■ PROBLEM: Send back the records in full, character for character.

(Stored data)
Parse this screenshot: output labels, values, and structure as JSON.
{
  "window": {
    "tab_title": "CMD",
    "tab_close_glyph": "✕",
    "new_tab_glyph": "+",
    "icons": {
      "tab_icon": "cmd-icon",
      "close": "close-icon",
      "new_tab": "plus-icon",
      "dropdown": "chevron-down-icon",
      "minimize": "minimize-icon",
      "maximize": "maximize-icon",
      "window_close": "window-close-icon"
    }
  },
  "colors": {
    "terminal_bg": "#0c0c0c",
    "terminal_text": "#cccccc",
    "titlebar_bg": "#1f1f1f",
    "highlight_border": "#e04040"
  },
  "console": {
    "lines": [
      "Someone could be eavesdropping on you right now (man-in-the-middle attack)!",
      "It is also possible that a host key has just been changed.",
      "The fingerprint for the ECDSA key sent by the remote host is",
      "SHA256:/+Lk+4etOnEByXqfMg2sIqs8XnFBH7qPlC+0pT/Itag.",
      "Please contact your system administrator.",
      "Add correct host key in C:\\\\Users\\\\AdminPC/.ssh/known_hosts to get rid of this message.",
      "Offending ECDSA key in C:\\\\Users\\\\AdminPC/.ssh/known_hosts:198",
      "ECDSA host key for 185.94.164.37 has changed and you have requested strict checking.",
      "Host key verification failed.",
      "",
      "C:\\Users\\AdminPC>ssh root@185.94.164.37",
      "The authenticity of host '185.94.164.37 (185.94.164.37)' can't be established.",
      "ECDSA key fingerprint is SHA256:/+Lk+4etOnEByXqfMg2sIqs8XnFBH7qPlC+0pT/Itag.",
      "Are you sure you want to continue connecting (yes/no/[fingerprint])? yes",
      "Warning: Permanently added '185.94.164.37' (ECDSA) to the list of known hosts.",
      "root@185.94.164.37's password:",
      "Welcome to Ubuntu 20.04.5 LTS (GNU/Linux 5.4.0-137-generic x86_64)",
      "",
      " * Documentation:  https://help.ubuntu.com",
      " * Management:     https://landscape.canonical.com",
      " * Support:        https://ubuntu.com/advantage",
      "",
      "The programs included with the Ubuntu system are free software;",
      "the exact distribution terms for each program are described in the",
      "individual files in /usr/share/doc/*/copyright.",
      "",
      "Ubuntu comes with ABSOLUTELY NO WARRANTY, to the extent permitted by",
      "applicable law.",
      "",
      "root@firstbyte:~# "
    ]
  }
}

■ REPLY:
Parse this screenshot: output labels, values, and structure as JSON.
{
  "window": {
    "tab_title": "CMD",
    "tab_close_glyph": "✕",
    "new_tab_glyph": "+",
    "icons": {
      "tab_icon": "cmd-icon",
      "close": "close-icon",
      "new_tab": "plus-icon",
      "dropdown": "chevron-down-icon",
      "minimize": "minimize-icon",
      "maximize": "maximize-icon",
      "window_close": "window-close-icon"
    }
  },
  "colors": {
    "terminal_bg": "#0c0c0c",
    "terminal_text": "#cccccc",
    "titlebar_bg": "#1f1f1f",
    "highlight_border": "#e04040"
  },
  "console": {
    "lines": [
      "Someone could be eavesdropping on you right now (man-in-the-middle attack)!",
      "It is also possible that a host key has just been changed.",
      "The fingerprint for the ECDSA key sent by the remote host is",
      "SHA256:/+Lk+4etOnEByXqfMg2sIqs8XnFBH7qPlC+0pT/Itag.",
      "Please contact your system administrator.",
      "Add correct host key in C:\\\\Users\\\\AdminPC/.ssh/known_hosts to get rid of this message.",
      "Offending ECDSA key in C:\\\\Users\\\\AdminPC/.ssh/known_hosts:198",
      "ECDSA host key for 185.94.164.37 has changed and you have requested strict checking.",
      "Host key verification failed.",
      "",
      "C:\\Users\\AdminPC>ssh root@185.94.164.37",
      "The authenticity of host '185.94.164.37 (185.94.164.37)' can't be established.",
      "ECDSA key fingerprint is SHA256:/+Lk+4etOnEByXqfMg2sIqs8XnFBH7qPlC+0pT/Itag.",
      "Are you sure you want to continue connecting (yes/no/[fingerprint])? yes",
      "Warning: Permanently added '185.94.164.37' (ECDSA) to the list of known hosts.",
      "root@185.94.164.37's password:",
      "Welcome to Ubuntu 20.04.5 LTS (GNU/Linux 5.4.0-137-generic x86_64)",
      "",
      " * Documentation:  https://help.ubuntu.com",
      " * Management:     https://landscape.canonical.com",
      " * Support:        https://ubuntu.com/advantage",
      "",
      "The programs included with the Ubuntu system are free software;",
      "the exact distribution terms for each program are described in the",
      "individual files in /usr/share/doc/*/copyright.",
      "",
      "Ubuntu comes with ABSOLUTELY NO WARRANTY, to the extent permitted by",
      "applicable law.",
      "",
      "root@firstbyte:~# "
    ]
  }
}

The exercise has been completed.